## Work instructions
In the records below, count every line containing "subtitle". Reply with the number only.

## Entries shown
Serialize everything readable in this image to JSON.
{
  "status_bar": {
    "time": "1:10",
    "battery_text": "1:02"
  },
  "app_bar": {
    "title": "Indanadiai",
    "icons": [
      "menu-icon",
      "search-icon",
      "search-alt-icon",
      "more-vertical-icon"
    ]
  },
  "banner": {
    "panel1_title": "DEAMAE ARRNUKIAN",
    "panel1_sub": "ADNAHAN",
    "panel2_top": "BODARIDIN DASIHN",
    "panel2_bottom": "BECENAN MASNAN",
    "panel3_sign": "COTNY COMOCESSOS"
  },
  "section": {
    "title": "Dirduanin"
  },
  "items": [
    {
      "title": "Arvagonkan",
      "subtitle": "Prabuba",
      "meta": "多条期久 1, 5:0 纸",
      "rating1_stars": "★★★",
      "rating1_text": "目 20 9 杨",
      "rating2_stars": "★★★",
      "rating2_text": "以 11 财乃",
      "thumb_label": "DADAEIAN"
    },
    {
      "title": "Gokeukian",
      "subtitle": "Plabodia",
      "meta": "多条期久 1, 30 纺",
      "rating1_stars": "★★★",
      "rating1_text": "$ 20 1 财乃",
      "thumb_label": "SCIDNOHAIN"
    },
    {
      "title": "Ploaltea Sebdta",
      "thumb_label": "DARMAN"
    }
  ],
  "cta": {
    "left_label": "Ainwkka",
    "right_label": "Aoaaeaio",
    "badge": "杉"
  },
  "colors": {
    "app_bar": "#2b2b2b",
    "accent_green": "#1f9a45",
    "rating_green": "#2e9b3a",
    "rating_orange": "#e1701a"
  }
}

## Exercise output
2